====== Material for this exercise ======

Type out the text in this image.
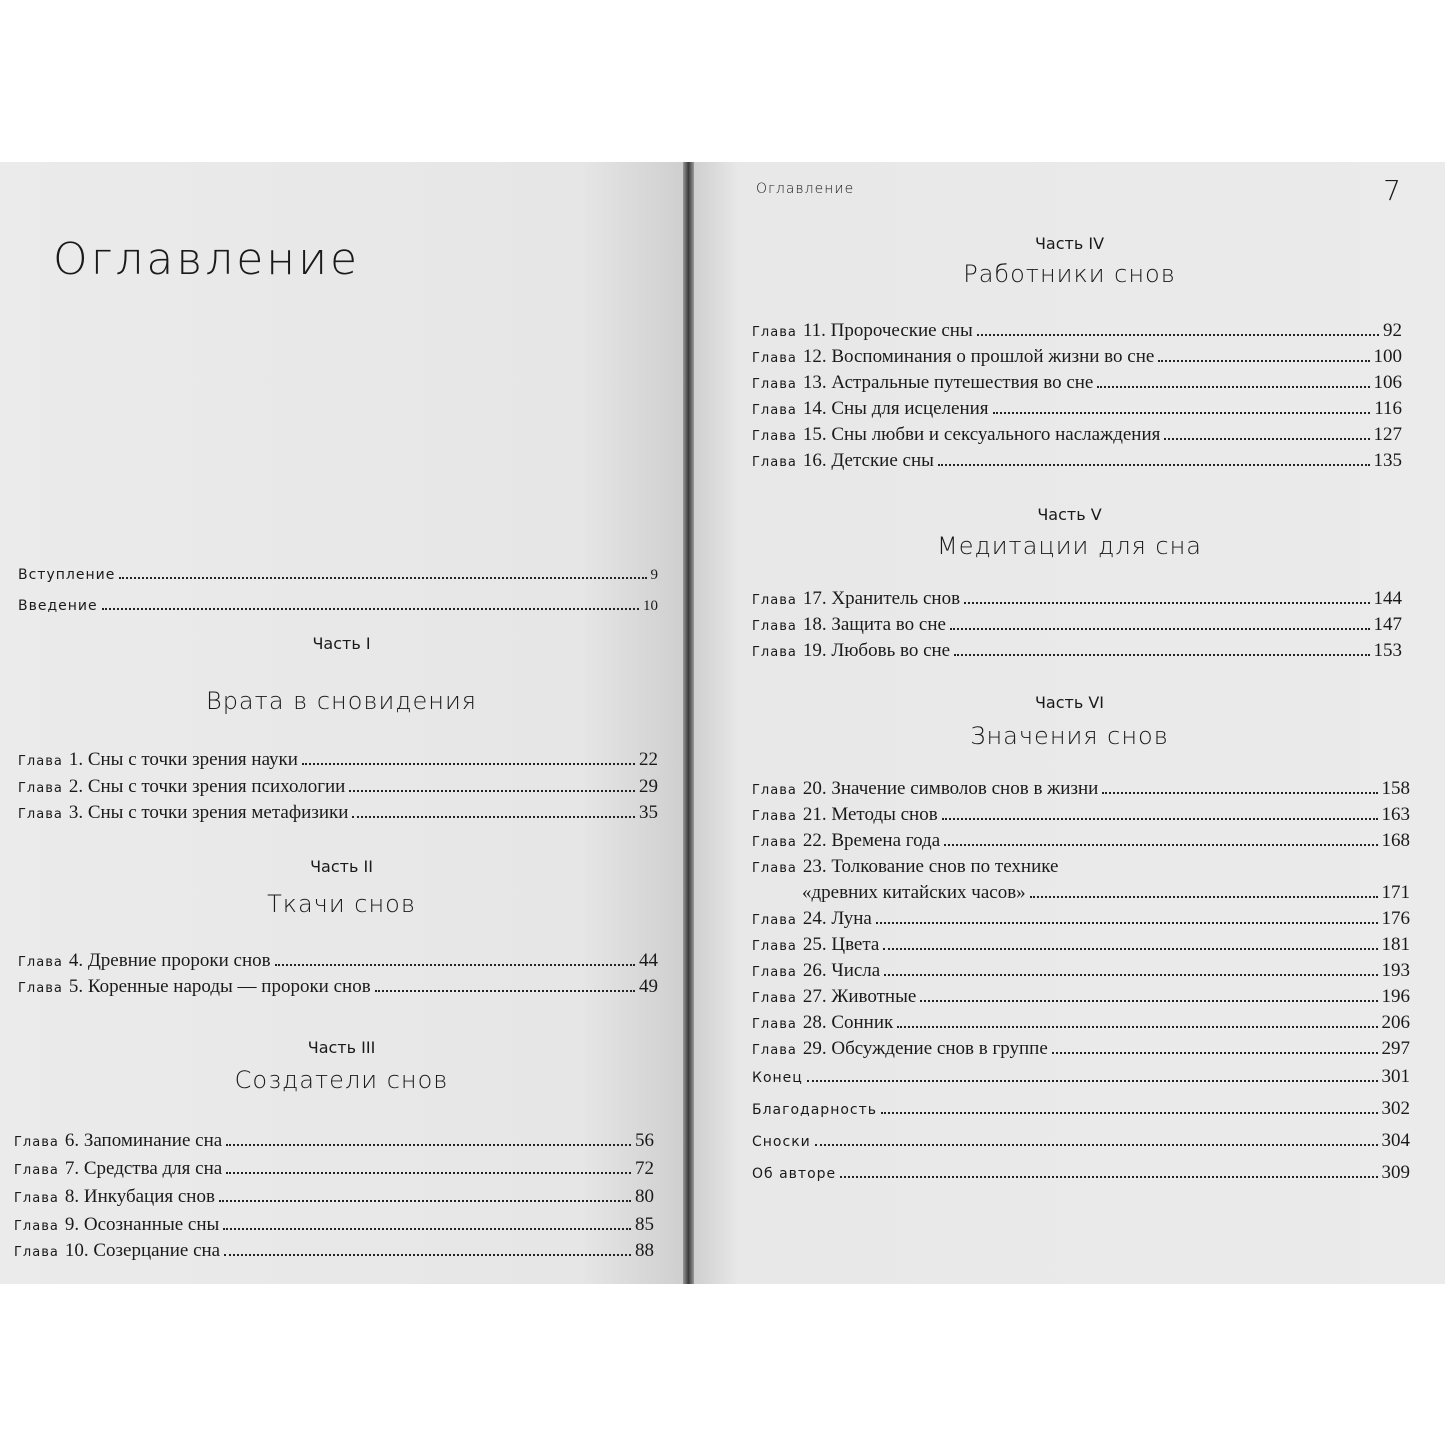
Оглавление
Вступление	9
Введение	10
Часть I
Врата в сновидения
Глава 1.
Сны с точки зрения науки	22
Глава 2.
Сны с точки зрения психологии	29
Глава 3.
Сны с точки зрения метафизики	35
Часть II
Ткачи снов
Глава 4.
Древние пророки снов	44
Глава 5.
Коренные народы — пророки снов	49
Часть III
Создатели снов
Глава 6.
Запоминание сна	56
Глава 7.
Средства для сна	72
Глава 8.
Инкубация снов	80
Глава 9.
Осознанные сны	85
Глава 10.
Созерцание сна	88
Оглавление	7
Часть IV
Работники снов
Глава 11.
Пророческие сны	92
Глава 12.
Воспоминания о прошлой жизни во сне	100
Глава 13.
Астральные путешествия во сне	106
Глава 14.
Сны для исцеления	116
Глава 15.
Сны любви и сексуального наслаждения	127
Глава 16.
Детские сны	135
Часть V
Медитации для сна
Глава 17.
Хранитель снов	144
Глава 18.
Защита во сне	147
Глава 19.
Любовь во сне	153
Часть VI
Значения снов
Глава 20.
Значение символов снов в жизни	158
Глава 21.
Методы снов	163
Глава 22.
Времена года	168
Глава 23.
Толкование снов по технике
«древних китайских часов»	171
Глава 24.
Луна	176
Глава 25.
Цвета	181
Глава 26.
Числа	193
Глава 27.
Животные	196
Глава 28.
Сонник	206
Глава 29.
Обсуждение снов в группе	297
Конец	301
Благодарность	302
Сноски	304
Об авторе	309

======
====== Material for this exercise ======

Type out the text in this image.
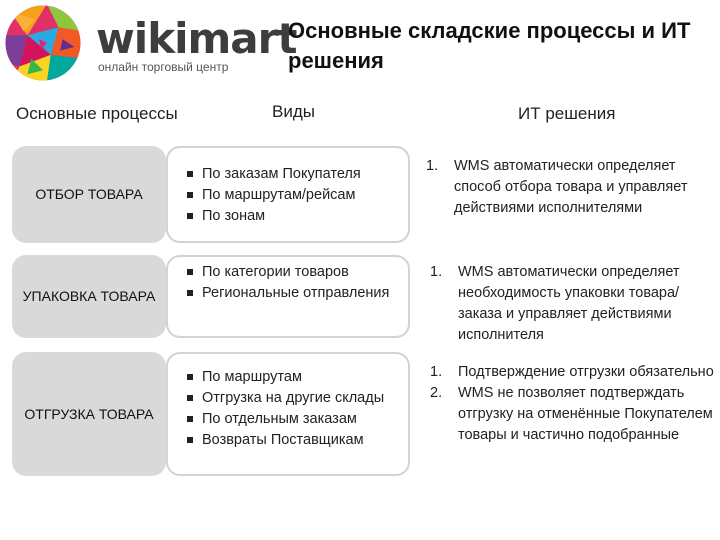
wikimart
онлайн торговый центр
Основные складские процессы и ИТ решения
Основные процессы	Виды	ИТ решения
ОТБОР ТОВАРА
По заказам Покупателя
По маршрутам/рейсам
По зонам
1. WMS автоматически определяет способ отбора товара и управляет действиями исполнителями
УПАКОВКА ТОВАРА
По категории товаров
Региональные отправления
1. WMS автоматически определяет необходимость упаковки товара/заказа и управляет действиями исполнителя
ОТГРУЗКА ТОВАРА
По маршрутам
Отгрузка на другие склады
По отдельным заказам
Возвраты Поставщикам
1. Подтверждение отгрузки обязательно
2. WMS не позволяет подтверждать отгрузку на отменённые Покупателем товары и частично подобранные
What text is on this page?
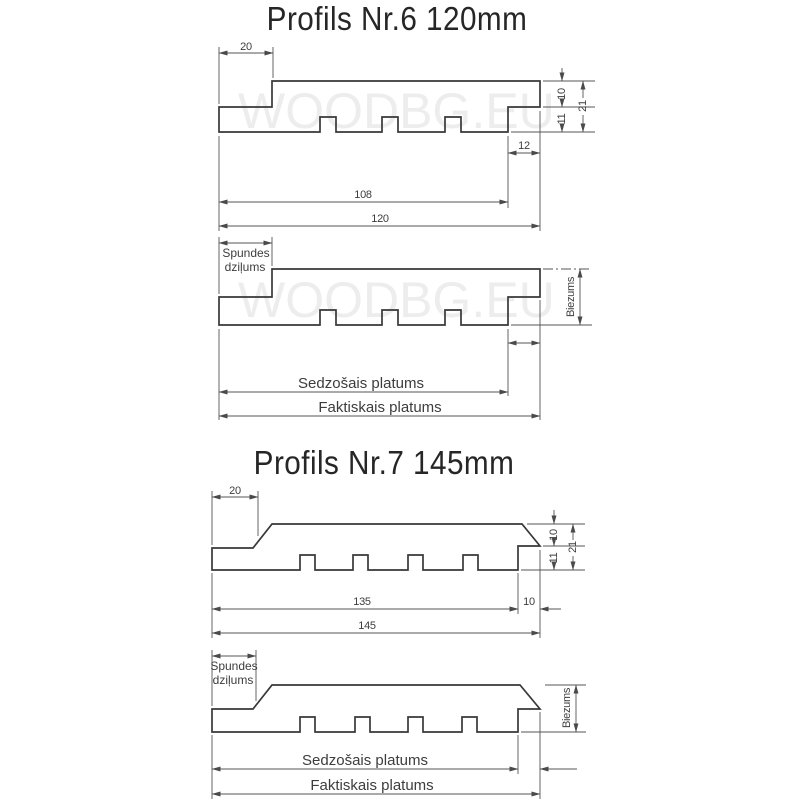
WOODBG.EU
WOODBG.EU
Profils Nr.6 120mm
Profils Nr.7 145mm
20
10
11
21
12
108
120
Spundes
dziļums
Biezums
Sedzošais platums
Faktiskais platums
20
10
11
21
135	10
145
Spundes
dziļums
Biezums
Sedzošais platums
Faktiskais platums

======
====== Material for this exercise ======

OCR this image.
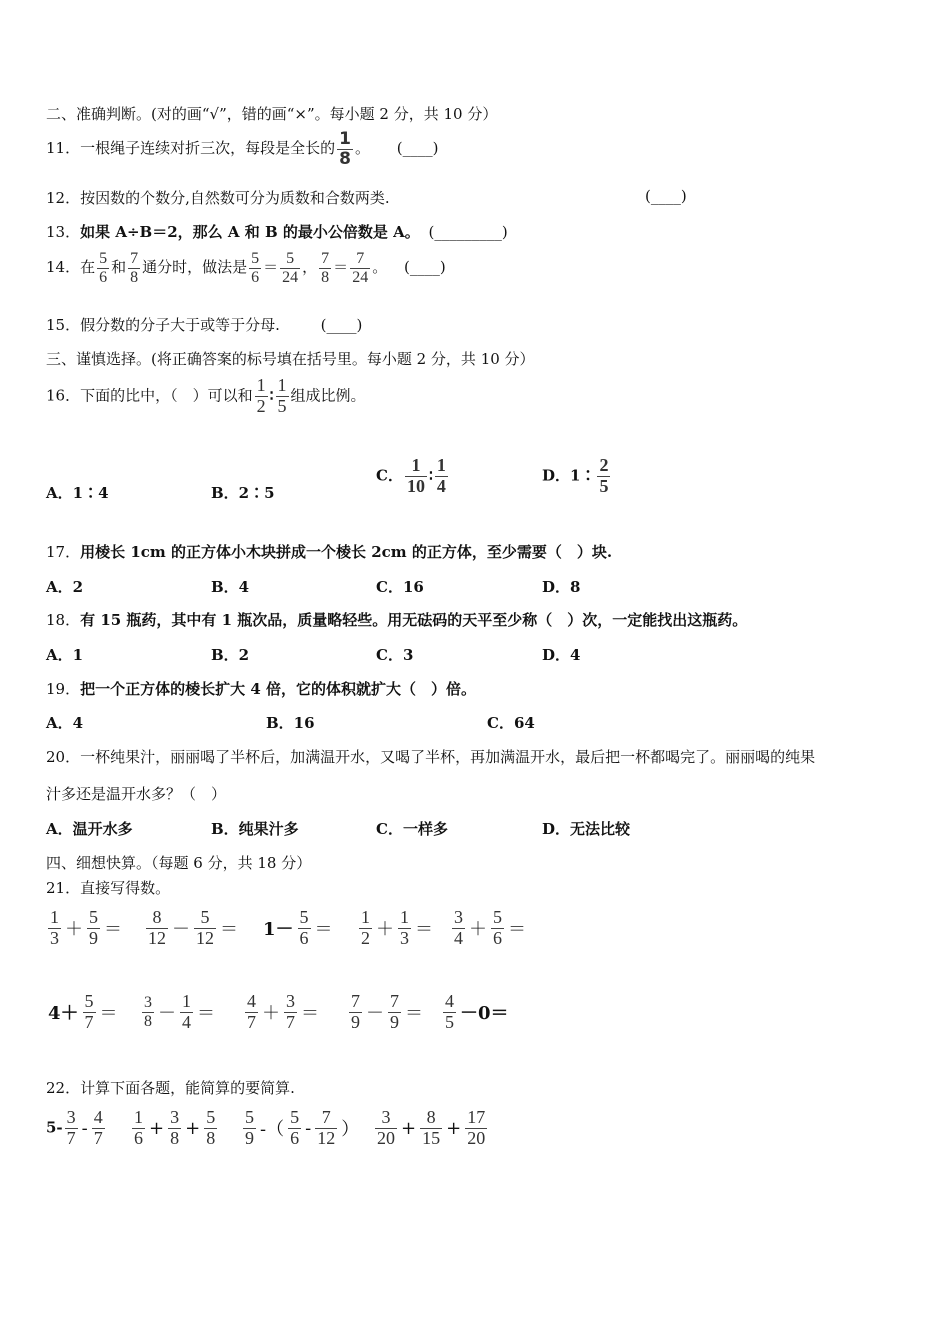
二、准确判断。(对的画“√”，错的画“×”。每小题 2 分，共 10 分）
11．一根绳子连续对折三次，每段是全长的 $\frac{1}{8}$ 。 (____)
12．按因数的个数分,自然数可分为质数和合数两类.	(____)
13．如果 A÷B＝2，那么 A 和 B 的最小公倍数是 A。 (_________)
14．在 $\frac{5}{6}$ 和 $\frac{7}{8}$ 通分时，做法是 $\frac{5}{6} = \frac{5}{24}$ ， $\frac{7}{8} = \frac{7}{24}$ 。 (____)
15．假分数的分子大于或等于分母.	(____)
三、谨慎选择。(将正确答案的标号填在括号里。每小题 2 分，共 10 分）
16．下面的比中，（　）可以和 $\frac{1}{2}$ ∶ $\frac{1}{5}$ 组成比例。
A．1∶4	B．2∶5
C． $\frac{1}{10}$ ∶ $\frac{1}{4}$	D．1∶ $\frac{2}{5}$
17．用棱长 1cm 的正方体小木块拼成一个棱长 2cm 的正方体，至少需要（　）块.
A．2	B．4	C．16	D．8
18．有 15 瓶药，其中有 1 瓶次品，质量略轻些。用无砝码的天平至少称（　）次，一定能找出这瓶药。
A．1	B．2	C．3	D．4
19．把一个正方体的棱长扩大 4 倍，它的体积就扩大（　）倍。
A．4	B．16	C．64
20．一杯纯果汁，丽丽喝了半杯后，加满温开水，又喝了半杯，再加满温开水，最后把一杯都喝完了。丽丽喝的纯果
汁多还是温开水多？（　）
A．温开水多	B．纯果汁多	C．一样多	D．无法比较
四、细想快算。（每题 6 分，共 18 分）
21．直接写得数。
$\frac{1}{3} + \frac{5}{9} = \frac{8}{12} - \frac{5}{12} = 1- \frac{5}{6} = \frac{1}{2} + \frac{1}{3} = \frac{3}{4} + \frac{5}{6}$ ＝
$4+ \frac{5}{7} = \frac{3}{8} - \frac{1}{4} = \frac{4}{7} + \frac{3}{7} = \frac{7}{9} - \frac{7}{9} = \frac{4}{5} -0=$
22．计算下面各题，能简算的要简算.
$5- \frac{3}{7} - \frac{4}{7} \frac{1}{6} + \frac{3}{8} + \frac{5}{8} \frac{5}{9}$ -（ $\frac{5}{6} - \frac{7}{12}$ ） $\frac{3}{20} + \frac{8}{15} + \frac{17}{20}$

======

### [Problem statement]
Filter the records above for lines containing the word "Основные", and copy those lines.

### [Answer]
Основные складские процессы и ИТ решения
Основные процессы	Виды	ИТ решения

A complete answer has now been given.